(Dataset items)
========================

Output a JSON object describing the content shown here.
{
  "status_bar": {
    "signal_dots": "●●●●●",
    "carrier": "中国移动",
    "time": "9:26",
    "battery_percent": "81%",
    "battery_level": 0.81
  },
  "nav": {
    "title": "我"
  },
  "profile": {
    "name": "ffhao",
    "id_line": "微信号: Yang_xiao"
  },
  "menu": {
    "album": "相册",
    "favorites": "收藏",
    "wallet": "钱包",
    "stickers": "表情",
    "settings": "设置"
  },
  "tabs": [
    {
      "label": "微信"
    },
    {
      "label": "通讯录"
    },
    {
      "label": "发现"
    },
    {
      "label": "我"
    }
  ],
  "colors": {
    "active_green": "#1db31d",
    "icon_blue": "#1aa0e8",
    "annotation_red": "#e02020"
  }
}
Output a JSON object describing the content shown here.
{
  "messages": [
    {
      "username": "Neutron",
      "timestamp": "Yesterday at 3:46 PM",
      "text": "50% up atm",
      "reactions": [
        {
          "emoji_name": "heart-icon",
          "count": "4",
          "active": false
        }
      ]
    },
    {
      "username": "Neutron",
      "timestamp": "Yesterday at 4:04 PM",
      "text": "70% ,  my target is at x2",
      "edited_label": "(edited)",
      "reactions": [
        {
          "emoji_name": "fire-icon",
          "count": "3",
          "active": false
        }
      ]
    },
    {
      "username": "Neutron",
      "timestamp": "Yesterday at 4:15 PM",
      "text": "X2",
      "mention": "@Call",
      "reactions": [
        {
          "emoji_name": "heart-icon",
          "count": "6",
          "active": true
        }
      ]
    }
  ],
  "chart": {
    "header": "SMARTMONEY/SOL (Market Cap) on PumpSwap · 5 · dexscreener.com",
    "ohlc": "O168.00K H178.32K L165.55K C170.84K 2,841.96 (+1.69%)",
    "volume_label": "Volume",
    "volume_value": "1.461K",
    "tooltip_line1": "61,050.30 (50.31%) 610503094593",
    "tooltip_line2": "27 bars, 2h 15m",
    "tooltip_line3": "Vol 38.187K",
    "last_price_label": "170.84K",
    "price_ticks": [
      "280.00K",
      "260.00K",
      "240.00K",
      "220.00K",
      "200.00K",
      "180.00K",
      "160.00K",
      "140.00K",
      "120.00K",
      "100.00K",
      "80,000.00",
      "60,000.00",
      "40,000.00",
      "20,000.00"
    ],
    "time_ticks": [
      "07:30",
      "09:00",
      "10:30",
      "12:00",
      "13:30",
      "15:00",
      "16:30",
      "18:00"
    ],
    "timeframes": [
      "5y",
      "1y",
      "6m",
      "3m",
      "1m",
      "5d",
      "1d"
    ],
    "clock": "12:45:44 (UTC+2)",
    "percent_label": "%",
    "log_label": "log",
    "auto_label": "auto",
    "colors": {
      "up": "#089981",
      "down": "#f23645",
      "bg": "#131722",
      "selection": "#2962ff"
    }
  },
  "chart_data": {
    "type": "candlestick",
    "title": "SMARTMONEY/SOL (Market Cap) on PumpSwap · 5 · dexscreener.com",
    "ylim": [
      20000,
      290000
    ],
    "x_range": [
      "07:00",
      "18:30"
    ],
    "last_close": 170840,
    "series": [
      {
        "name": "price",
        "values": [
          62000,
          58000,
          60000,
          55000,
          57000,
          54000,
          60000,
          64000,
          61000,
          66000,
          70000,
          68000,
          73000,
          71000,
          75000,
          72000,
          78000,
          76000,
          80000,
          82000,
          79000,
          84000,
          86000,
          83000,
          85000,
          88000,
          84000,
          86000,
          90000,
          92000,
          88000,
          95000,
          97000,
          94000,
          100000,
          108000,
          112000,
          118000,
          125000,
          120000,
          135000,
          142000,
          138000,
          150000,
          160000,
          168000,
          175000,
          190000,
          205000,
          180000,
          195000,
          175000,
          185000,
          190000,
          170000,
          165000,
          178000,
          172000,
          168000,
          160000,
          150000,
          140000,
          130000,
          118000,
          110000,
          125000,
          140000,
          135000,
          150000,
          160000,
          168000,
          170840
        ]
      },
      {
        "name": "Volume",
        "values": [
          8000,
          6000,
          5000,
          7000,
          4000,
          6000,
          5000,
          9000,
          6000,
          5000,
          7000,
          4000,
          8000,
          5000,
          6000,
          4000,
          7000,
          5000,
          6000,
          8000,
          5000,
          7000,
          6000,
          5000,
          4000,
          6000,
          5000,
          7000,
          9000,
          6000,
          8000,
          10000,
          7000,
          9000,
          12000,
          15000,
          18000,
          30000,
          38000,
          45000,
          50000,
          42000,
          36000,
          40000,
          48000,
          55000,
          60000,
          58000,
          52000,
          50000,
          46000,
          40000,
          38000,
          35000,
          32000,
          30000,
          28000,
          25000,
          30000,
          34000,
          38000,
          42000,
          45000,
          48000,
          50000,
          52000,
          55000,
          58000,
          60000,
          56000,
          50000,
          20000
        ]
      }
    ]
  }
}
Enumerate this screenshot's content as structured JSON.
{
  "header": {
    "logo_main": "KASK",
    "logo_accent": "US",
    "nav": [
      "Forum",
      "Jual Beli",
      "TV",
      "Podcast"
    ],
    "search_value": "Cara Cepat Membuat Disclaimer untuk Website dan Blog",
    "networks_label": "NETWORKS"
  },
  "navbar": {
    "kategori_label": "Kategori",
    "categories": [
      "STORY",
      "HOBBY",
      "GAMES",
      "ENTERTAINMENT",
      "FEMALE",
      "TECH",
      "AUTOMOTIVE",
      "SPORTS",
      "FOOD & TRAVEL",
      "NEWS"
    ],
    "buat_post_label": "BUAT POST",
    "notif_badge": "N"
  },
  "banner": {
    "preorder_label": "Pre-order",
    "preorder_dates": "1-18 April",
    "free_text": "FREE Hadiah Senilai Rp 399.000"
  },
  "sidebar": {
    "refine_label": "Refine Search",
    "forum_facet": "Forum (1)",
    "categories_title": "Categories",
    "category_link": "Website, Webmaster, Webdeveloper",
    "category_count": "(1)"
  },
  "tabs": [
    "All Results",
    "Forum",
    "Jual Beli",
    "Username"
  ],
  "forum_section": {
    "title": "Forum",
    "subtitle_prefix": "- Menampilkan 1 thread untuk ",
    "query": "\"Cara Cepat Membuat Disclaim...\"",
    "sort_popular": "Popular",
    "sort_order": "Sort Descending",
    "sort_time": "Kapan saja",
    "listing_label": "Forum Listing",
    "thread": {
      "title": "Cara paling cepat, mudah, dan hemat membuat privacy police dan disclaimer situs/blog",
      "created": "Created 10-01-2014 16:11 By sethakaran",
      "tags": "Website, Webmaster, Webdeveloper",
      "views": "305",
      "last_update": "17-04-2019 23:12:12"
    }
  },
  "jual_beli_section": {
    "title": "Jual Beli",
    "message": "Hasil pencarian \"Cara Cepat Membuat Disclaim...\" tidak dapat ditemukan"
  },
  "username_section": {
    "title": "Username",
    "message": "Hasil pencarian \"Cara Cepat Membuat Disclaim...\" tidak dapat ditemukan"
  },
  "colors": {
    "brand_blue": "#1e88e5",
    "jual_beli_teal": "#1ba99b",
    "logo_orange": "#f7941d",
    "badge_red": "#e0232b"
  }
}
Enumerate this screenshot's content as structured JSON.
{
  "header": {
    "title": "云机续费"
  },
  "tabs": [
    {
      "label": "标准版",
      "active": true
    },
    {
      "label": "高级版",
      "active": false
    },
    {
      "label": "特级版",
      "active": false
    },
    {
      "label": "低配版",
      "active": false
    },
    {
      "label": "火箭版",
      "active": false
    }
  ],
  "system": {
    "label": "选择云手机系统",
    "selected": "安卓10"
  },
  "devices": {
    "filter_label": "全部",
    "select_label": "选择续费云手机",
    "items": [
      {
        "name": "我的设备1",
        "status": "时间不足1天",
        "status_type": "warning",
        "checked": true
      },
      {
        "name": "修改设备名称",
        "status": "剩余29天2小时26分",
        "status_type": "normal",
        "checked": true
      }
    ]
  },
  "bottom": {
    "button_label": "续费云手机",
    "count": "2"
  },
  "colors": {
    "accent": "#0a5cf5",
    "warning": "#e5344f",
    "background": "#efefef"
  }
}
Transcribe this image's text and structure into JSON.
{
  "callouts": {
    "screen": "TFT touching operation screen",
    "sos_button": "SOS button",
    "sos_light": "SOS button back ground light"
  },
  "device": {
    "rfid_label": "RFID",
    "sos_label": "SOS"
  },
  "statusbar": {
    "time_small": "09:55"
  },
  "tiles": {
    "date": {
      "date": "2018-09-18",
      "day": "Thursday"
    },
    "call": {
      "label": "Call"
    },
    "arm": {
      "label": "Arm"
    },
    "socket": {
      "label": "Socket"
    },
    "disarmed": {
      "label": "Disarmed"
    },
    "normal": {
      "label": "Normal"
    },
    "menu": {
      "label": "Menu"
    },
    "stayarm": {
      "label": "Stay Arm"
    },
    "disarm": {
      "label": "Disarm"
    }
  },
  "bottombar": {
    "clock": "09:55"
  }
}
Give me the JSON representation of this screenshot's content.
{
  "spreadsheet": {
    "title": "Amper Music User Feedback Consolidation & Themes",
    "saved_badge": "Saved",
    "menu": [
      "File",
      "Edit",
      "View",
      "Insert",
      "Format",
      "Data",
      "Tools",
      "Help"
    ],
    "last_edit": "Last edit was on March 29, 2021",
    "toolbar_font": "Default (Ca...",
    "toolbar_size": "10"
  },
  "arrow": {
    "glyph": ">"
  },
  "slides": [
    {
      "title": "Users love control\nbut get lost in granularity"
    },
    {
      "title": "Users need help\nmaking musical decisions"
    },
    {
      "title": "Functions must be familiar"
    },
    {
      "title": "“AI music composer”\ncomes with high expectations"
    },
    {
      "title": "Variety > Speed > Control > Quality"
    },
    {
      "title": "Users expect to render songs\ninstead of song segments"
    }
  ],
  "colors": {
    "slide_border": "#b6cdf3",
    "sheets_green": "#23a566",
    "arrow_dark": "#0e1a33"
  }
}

========================

Lines of the listing that contain the word "PumpSwap" are to be counted; report only their number.

2